__Directive__
Gather the lines that hold the string "灯火里的中国".

__Provided data__

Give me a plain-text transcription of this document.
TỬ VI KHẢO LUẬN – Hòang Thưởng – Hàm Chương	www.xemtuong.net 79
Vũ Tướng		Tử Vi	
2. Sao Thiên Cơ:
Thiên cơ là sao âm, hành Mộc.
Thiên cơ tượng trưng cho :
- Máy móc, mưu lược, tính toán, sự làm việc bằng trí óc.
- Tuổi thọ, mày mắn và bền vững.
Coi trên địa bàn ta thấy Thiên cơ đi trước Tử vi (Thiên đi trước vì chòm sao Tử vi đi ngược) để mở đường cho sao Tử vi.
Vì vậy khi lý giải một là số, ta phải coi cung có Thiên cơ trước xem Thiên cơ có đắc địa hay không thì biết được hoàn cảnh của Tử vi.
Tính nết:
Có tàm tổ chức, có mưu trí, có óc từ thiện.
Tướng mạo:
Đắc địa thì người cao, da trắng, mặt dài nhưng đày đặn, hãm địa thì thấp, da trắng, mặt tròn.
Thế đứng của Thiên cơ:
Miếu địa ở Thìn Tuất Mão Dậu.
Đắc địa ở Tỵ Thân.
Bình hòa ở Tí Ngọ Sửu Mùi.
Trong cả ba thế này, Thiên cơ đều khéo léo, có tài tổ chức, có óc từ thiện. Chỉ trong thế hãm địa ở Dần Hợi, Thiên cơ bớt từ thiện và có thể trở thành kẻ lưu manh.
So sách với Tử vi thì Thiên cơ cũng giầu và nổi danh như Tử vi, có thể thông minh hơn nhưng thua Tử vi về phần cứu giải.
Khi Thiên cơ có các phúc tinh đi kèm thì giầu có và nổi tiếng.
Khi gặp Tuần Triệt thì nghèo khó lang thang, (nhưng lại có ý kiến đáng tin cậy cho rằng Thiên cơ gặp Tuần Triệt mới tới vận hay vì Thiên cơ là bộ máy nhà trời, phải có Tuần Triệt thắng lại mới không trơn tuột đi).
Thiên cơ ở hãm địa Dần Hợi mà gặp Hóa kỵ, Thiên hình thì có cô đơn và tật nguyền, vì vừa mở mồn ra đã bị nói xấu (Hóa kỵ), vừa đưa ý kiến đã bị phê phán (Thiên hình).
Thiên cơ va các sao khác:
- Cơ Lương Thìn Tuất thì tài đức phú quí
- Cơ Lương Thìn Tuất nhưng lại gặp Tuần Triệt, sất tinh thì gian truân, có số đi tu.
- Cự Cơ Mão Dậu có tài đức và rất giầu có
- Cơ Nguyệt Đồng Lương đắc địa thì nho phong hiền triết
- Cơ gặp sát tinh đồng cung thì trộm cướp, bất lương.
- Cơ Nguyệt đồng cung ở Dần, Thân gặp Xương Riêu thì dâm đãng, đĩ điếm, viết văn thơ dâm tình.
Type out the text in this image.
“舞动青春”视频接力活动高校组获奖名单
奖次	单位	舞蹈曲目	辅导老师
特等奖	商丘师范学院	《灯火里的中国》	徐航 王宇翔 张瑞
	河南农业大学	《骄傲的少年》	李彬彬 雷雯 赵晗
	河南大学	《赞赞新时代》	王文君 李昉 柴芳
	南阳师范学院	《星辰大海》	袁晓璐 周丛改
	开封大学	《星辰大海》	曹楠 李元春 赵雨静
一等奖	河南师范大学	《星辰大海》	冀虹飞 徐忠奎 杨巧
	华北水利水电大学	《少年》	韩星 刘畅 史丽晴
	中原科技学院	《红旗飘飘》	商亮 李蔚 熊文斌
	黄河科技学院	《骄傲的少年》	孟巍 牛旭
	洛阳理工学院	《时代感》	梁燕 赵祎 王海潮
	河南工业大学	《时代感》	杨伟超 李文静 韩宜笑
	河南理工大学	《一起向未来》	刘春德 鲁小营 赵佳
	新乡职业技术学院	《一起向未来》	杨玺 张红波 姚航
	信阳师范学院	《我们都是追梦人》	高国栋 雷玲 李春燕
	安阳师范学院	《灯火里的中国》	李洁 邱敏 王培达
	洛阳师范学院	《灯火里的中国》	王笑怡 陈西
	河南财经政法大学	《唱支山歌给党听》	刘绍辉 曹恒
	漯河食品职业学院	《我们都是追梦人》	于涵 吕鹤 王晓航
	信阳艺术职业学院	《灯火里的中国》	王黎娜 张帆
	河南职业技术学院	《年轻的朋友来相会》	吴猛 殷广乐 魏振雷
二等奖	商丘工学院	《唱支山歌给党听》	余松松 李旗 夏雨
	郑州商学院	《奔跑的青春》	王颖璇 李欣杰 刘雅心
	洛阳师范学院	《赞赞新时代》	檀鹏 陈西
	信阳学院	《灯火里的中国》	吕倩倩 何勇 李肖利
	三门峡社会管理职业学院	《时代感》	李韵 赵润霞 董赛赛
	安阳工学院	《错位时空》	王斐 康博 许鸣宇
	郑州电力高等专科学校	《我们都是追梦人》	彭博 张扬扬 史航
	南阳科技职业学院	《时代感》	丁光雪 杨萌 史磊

__Written solution__
特等奖	商丘师范学院	《灯火里的中国》	徐航 王宇翔 张瑞
	安阳师范学院	《灯火里的中国》	李洁 邱敏 王培达
	洛阳师范学院	《灯火里的中国》	王笑怡 陈西
	信阳艺术职业学院	《灯火里的中国》	王黎娜 张帆
	信阳学院	《灯火里的中国》	吕倩倩 何勇 李肖利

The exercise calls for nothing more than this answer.